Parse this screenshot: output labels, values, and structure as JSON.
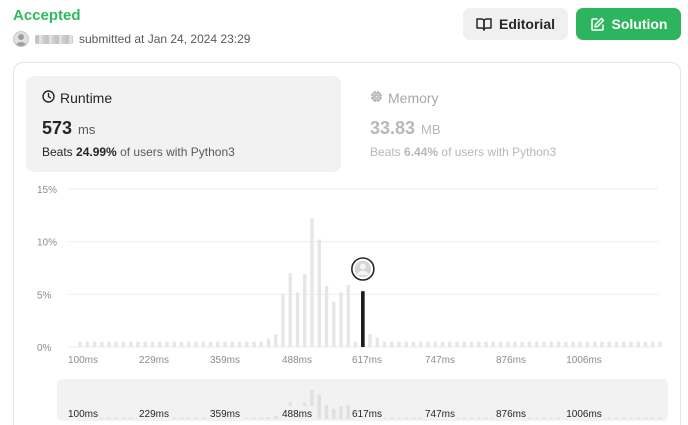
{
  "header": {
    "status": "Accepted",
    "submitted_text": "submitted at Jan 24, 2024 23:29",
    "editorial_label": "Editorial",
    "solution_label": "Solution"
  },
  "runtime": {
    "label": "Runtime",
    "value": "573",
    "unit": "ms",
    "beats_prefix": "Beats",
    "beats_pct": "24.99%",
    "beats_suffix": "of users with Python3"
  },
  "memory": {
    "label": "Memory",
    "value": "33.83",
    "unit": "MB",
    "beats_prefix": "Beats",
    "beats_pct": "6.44%",
    "beats_suffix": "of users with Python3"
  },
  "colors": {
    "accepted": "#2cbb5d",
    "solution_button": "#2db55d",
    "bar": "#e6e6e6",
    "highlight_bar": "#1a1a1a"
  },
  "chart_data": {
    "type": "bar",
    "ylabels": [
      "15%",
      "10%",
      "5%",
      "0%"
    ],
    "xlabels": [
      "100ms",
      "229ms",
      "359ms",
      "488ms",
      "617ms",
      "747ms",
      "876ms",
      "1006ms"
    ],
    "ylim": [
      0,
      15
    ],
    "grid": true,
    "highlight_value": "573 ms",
    "values": [
      0.5,
      0.5,
      0.5,
      0.5,
      0.5,
      0.5,
      0.5,
      0.5,
      0.5,
      0.5,
      0.5,
      0.5,
      0.5,
      0.5,
      0.5,
      0.5,
      0.5,
      0.5,
      0.5,
      0.5,
      0.5,
      0.5,
      0.5,
      0.5,
      0.5,
      0.5,
      0.8,
      1.2,
      5.0,
      7.0,
      5.2,
      6.9,
      12.2,
      10.2,
      5.8,
      4.3,
      5.2,
      5.9,
      0.5,
      5.3,
      1.2,
      0.9,
      0.5,
      0.5,
      0.5,
      0.5,
      0.5,
      0.5,
      0.5,
      0.5,
      0.5,
      0.5,
      0.5,
      0.5,
      0.5,
      0.5,
      0.5,
      0.5,
      0.5,
      0.5,
      0.5,
      0.5,
      0.5,
      0.5,
      0.5,
      0.5,
      0.5,
      0.5,
      0.5,
      0.5,
      0.5,
      0.5,
      0.5,
      0.5,
      0.5,
      0.5,
      0.5,
      0.5,
      0.5,
      0.5,
      0.5
    ],
    "highlight_index": 39
  }
}
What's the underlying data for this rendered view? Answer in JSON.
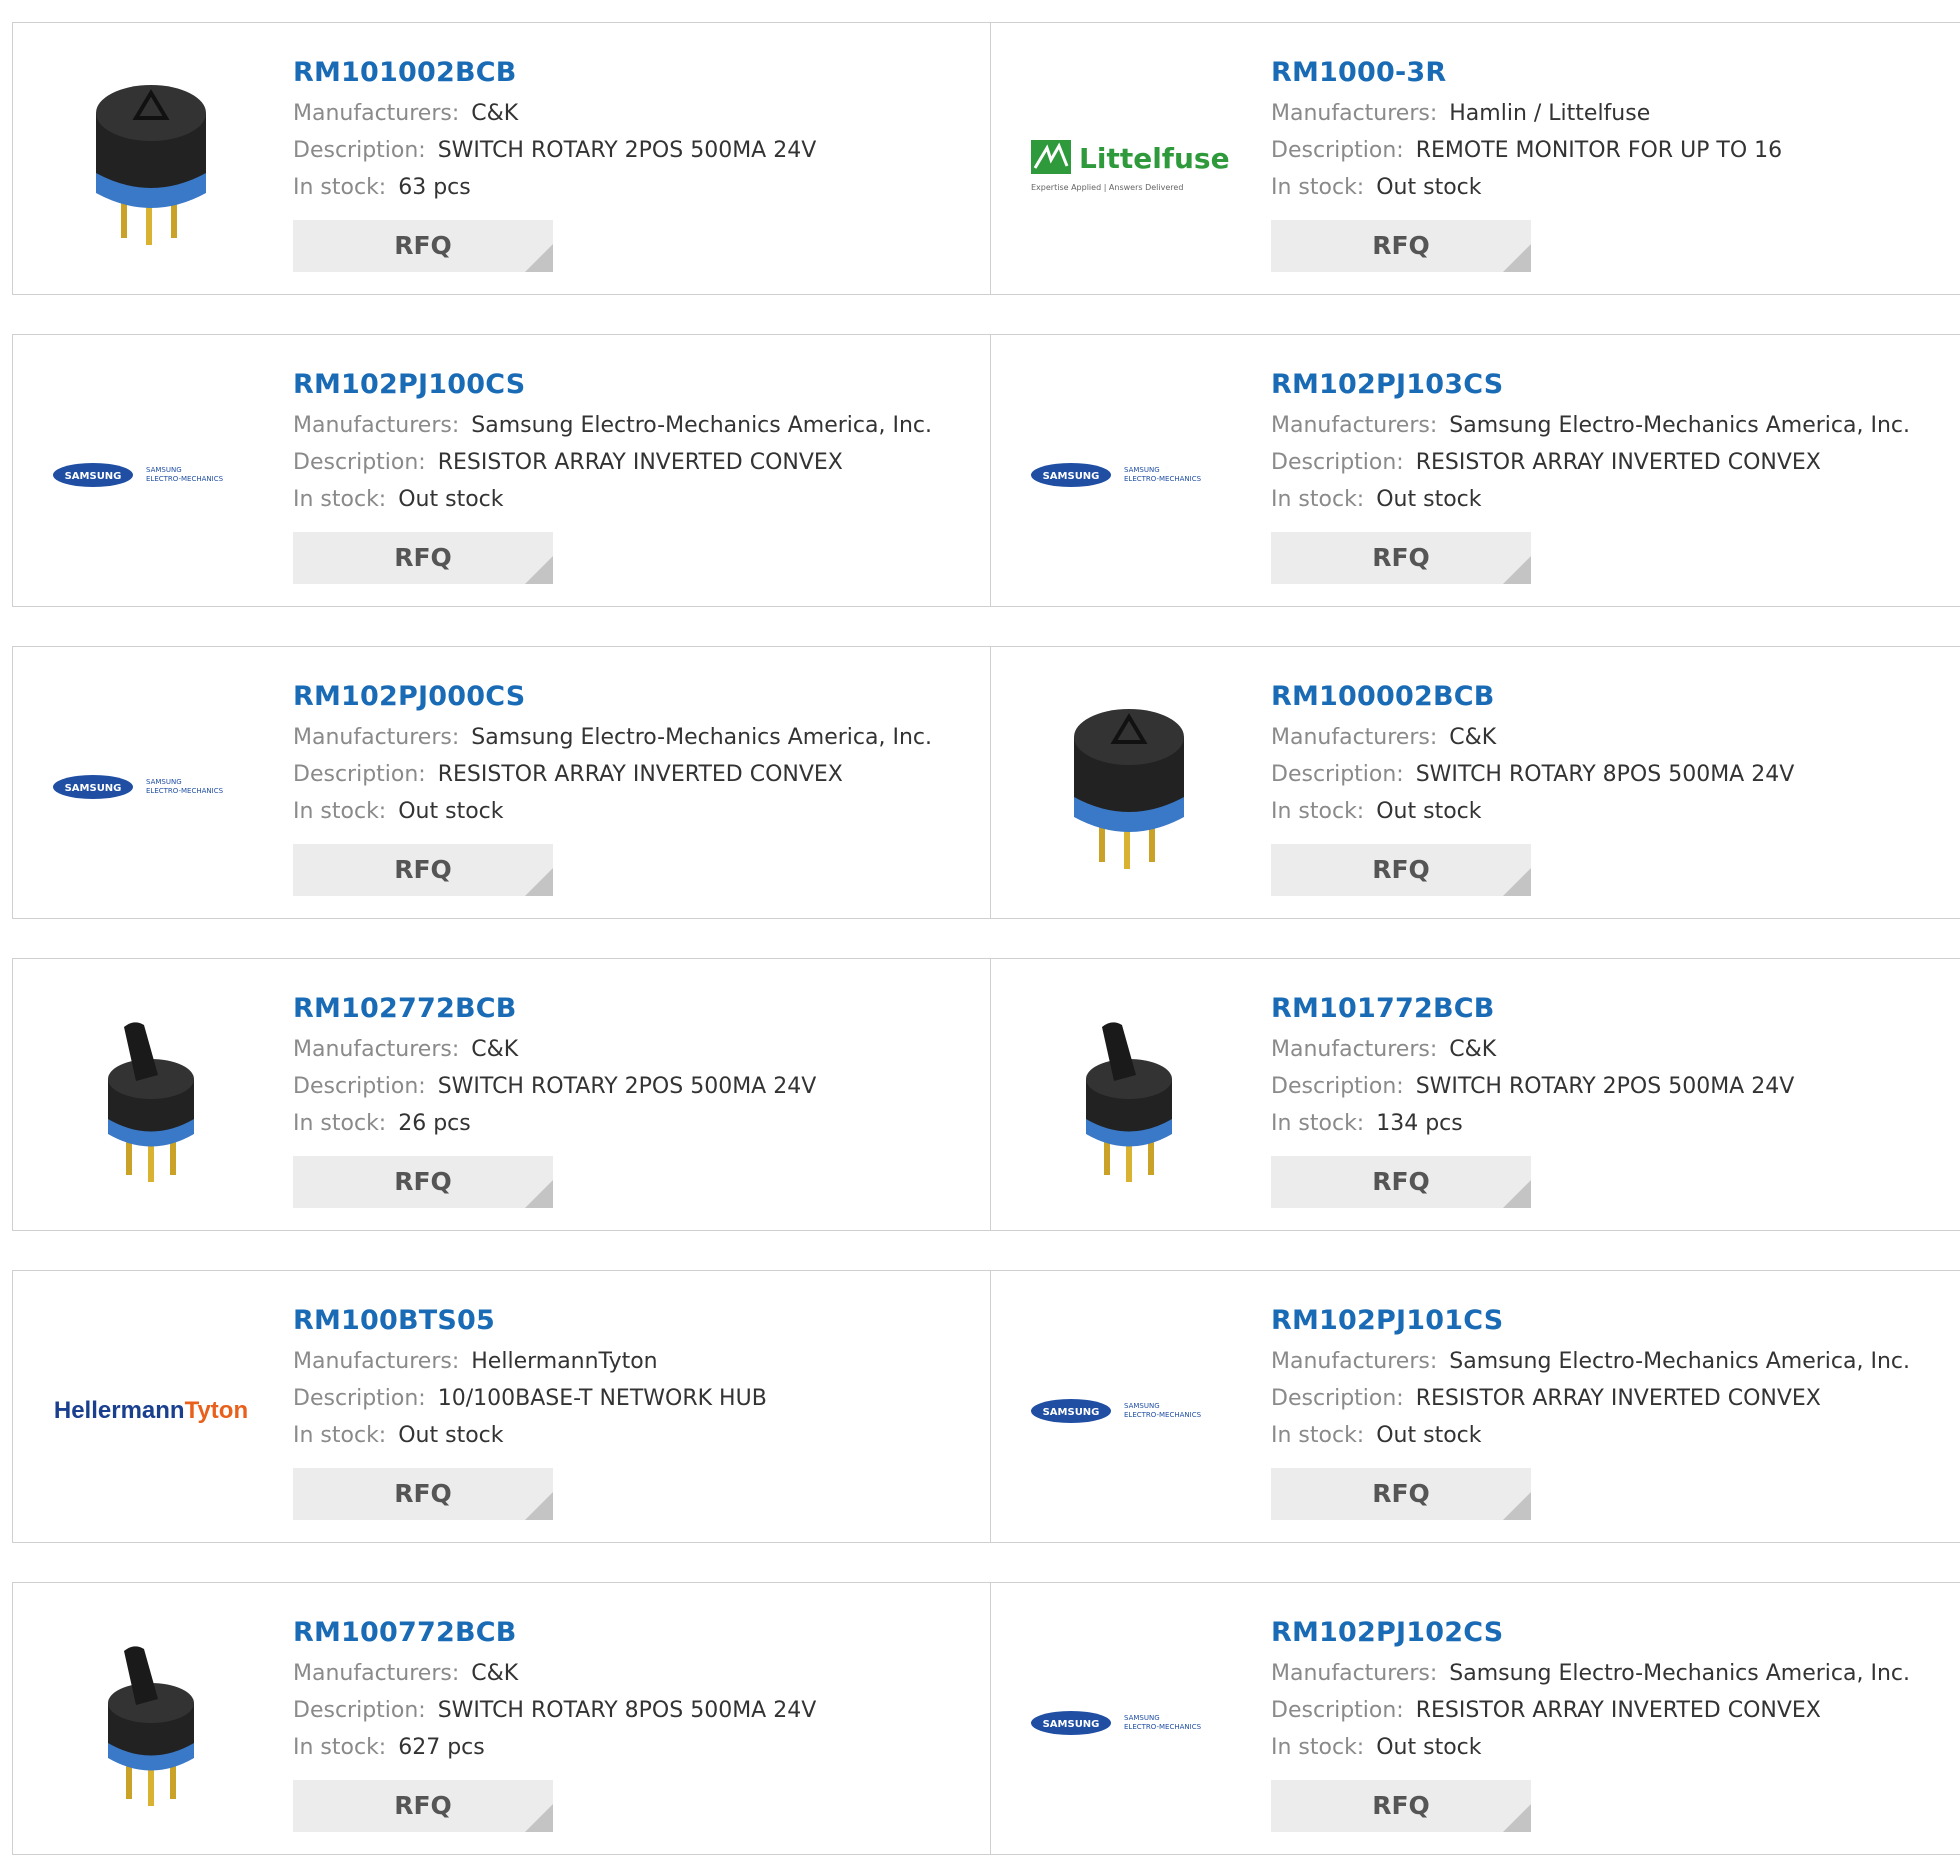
{
  "labels": {
    "manufacturers": "Manufacturers:",
    "description": "Description:",
    "stock": "In stock:",
    "rfq": "RFQ"
  },
  "products": [
    {
      "part": "RM101002BCB",
      "manufacturer": "C&K",
      "description": "SWITCH ROTARY 2POS 500MA 24V",
      "stock": "63 pcs",
      "image": "rotary-switch-image"
    },
    {
      "part": "RM1000-3R",
      "manufacturer": "Hamlin / Littelfuse",
      "description": "REMOTE MONITOR FOR UP TO 16",
      "stock": "Out stock",
      "image": "littelfuse-logo",
      "logo_text": "Littelfuse",
      "logo_tagline": "Expertise Applied | Answers Delivered"
    },
    {
      "part": "RM102PJ100CS",
      "manufacturer": "Samsung Electro-Mechanics America, Inc.",
      "description": "RESISTOR ARRAY INVERTED CONVEX",
      "stock": "Out stock",
      "image": "samsung-logo",
      "logo_text": "SAMSUNG",
      "logo_sub1": "SAMSUNG",
      "logo_sub2": "ELECTRO-MECHANICS"
    },
    {
      "part": "RM102PJ103CS",
      "manufacturer": "Samsung Electro-Mechanics America, Inc.",
      "description": "RESISTOR ARRAY INVERTED CONVEX",
      "stock": "Out stock",
      "image": "samsung-logo",
      "logo_text": "SAMSUNG",
      "logo_sub1": "SAMSUNG",
      "logo_sub2": "ELECTRO-MECHANICS"
    },
    {
      "part": "RM102PJ000CS",
      "manufacturer": "Samsung Electro-Mechanics America, Inc.",
      "description": "RESISTOR ARRAY INVERTED CONVEX",
      "stock": "Out stock",
      "image": "samsung-logo",
      "logo_text": "SAMSUNG",
      "logo_sub1": "SAMSUNG",
      "logo_sub2": "ELECTRO-MECHANICS"
    },
    {
      "part": "RM100002BCB",
      "manufacturer": "C&K",
      "description": "SWITCH ROTARY 8POS 500MA 24V",
      "stock": "Out stock",
      "image": "rotary-switch-image"
    },
    {
      "part": "RM102772BCB",
      "manufacturer": "C&K",
      "description": "SWITCH ROTARY 2POS 500MA 24V",
      "stock": "26 pcs",
      "image": "rotary-switch-shaft-image"
    },
    {
      "part": "RM101772BCB",
      "manufacturer": "C&K",
      "description": "SWITCH ROTARY 2POS 500MA 24V",
      "stock": "134 pcs",
      "image": "rotary-switch-shaft-image"
    },
    {
      "part": "RM100BTS05",
      "manufacturer": "HellermannTyton",
      "description": "10/100BASE-T NETWORK HUB",
      "stock": "Out stock",
      "image": "hellermanntyton-logo",
      "logo_text": "HellermannTyton"
    },
    {
      "part": "RM102PJ101CS",
      "manufacturer": "Samsung Electro-Mechanics America, Inc.",
      "description": "RESISTOR ARRAY INVERTED CONVEX",
      "stock": "Out stock",
      "image": "samsung-logo",
      "logo_text": "SAMSUNG",
      "logo_sub1": "SAMSUNG",
      "logo_sub2": "ELECTRO-MECHANICS"
    },
    {
      "part": "RM100772BCB",
      "manufacturer": "C&K",
      "description": "SWITCH ROTARY 8POS 500MA 24V",
      "stock": "627 pcs",
      "image": "rotary-switch-shaft-image"
    },
    {
      "part": "RM102PJ102CS",
      "manufacturer": "Samsung Electro-Mechanics America, Inc.",
      "description": "RESISTOR ARRAY INVERTED CONVEX",
      "stock": "Out stock",
      "image": "samsung-logo",
      "logo_text": "SAMSUNG",
      "logo_sub1": "SAMSUNG",
      "logo_sub2": "ELECTRO-MECHANICS"
    }
  ],
  "colors": {
    "part_link": "#1a6bb5",
    "label": "#8a8a8a",
    "value": "#333333",
    "rfq_bg": "#ececec",
    "samsung_blue": "#1f4ea3",
    "littelfuse_green": "#2e9a3c",
    "hellermann_blue": "#1a3f8f",
    "tyton_orange": "#e8601c"
  }
}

- AIM OF THE EXERCISE: Repeat the records in full, exactly as they appear, without the pictures.

- EXERCISE RESPONSE:
Parse this screenshot: output labels, values, and structure as JSON.
{
  "header": {
    "status": "Accepted",
    "submitted_text": "submitted at Jan 24, 2024 23:29",
    "editorial_label": "Editorial",
    "solution_label": "Solution"
  },
  "runtime": {
    "label": "Runtime",
    "value": "573",
    "unit": "ms",
    "beats_prefix": "Beats",
    "beats_pct": "24.99%",
    "beats_suffix": "of users with Python3"
  },
  "memory": {
    "label": "Memory",
    "value": "33.83",
    "unit": "MB",
    "beats_prefix": "Beats",
    "beats_pct": "6.44%",
    "beats_suffix": "of users with Python3"
  },
  "colors": {
    "accepted": "#2cbb5d",
    "solution_button": "#2db55d",
    "bar": "#e6e6e6",
    "highlight_bar": "#1a1a1a"
  },
  "chart_data": {
    "type": "bar",
    "ylabels": [
      "15%",
      "10%",
      "5%",
      "0%"
    ],
    "xlabels": [
      "100ms",
      "229ms",
      "359ms",
      "488ms",
      "617ms",
      "747ms",
      "876ms",
      "1006ms"
    ],
    "ylim": [
      0,
      15
    ],
    "grid": true,
    "highlight_value": "573 ms",
    "values": [
      0.5,
      0.5,
      0.5,
      0.5,
      0.5,
      0.5,
      0.5,
      0.5,
      0.5,
      0.5,
      0.5,
      0.5,
      0.5,
      0.5,
      0.5,
      0.5,
      0.5,
      0.5,
      0.5,
      0.5,
      0.5,
      0.5,
      0.5,
      0.5,
      0.5,
      0.5,
      0.8,
      1.2,
      5.0,
      7.0,
      5.2,
      6.9,
      12.2,
      10.2,
      5.8,
      4.3,
      5.2,
      5.9,
      0.5,
      5.3,
      1.2,
      0.9,
      0.5,
      0.5,
      0.5,
      0.5,
      0.5,
      0.5,
      0.5,
      0.5,
      0.5,
      0.5,
      0.5,
      0.5,
      0.5,
      0.5,
      0.5,
      0.5,
      0.5,
      0.5,
      0.5,
      0.5,
      0.5,
      0.5,
      0.5,
      0.5,
      0.5,
      0.5,
      0.5,
      0.5,
      0.5,
      0.5,
      0.5,
      0.5,
      0.5,
      0.5,
      0.5,
      0.5,
      0.5,
      0.5,
      0.5
    ],
    "highlight_index": 39
  }
}
What's the underlying data for this rendered view? Answer in JSON.
{
  "labels": {
    "manufacturers": "Manufacturers:",
    "description": "Description:",
    "stock": "In stock:",
    "rfq": "RFQ"
  },
  "products": [
    {
      "part": "RM101002BCB",
      "manufacturer": "C&K",
      "description": "SWITCH ROTARY 2POS 500MA 24V",
      "stock": "63 pcs",
      "image": "rotary-switch-image"
    },
    {
      "part": "RM1000-3R",
      "manufacturer": "Hamlin / Littelfuse",
      "description": "REMOTE MONITOR FOR UP TO 16",
      "stock": "Out stock",
      "image": "littelfuse-logo",
      "logo_text": "Littelfuse",
      "logo_tagline": "Expertise Applied | Answers Delivered"
    },
    {
      "part": "RM102PJ100CS",
      "manufacturer": "Samsung Electro-Mechanics America, Inc.",
      "description": "RESISTOR ARRAY INVERTED CONVEX",
      "stock": "Out stock",
      "image": "samsung-logo",
      "logo_text": "SAMSUNG",
      "logo_sub1": "SAMSUNG",
      "logo_sub2": "ELECTRO-MECHANICS"
    },
    {
      "part": "RM102PJ103CS",
      "manufacturer": "Samsung Electro-Mechanics America, Inc.",
      "description": "RESISTOR ARRAY INVERTED CONVEX",
      "stock": "Out stock",
      "image": "samsung-logo",
      "logo_text": "SAMSUNG",
      "logo_sub1": "SAMSUNG",
      "logo_sub2": "ELECTRO-MECHANICS"
    },
    {
      "part": "RM102PJ000CS",
      "manufacturer": "Samsung Electro-Mechanics America, Inc.",
      "description": "RESISTOR ARRAY INVERTED CONVEX",
      "stock": "Out stock",
      "image": "samsung-logo",
      "logo_text": "SAMSUNG",
      "logo_sub1": "SAMSUNG",
      "logo_sub2": "ELECTRO-MECHANICS"
    },
    {
      "part": "RM100002BCB",
      "manufacturer": "C&K",
      "description": "SWITCH ROTARY 8POS 500MA 24V",
      "stock": "Out stock",
      "image": "rotary-switch-image"
    },
    {
      "part": "RM102772BCB",
      "manufacturer": "C&K",
      "description": "SWITCH ROTARY 2POS 500MA 24V",
      "stock": "26 pcs",
      "image": "rotary-switch-shaft-image"
    },
    {
      "part": "RM101772BCB",
      "manufacturer": "C&K",
      "description": "SWITCH ROTARY 2POS 500MA 24V",
      "stock": "134 pcs",
      "image": "rotary-switch-shaft-image"
    },
    {
      "part": "RM100BTS05",
      "manufacturer": "HellermannTyton",
      "description": "10/100BASE-T NETWORK HUB",
      "stock": "Out stock",
      "image": "hellermanntyton-logo",
      "logo_text": "HellermannTyton"
    },
    {
      "part": "RM102PJ101CS",
      "manufacturer": "Samsung Electro-Mechanics America, Inc.",
      "description": "RESISTOR ARRAY INVERTED CONVEX",
      "stock": "Out stock",
      "image": "samsung-logo",
      "logo_text": "SAMSUNG",
      "logo_sub1": "SAMSUNG",
      "logo_sub2": "ELECTRO-MECHANICS"
    },
    {
      "part": "RM100772BCB",
      "manufacturer": "C&K",
      "description": "SWITCH ROTARY 8POS 500MA 24V",
      "stock": "627 pcs",
      "image": "rotary-switch-shaft-image"
    },
    {
      "part": "RM102PJ102CS",
      "manufacturer": "Samsung Electro-Mechanics America, Inc.",
      "description": "RESISTOR ARRAY INVERTED CONVEX",
      "stock": "Out stock",
      "image": "samsung-logo",
      "logo_text": "SAMSUNG",
      "logo_sub1": "SAMSUNG",
      "logo_sub2": "ELECTRO-MECHANICS"
    }
  ],
  "colors": {
    "part_link": "#1a6bb5",
    "label": "#8a8a8a",
    "value": "#333333",
    "rfq_bg": "#ececec",
    "samsung_blue": "#1f4ea3",
    "littelfuse_green": "#2e9a3c",
    "hellermann_blue": "#1a3f8f",
    "tyton_orange": "#e8601c"
  }
}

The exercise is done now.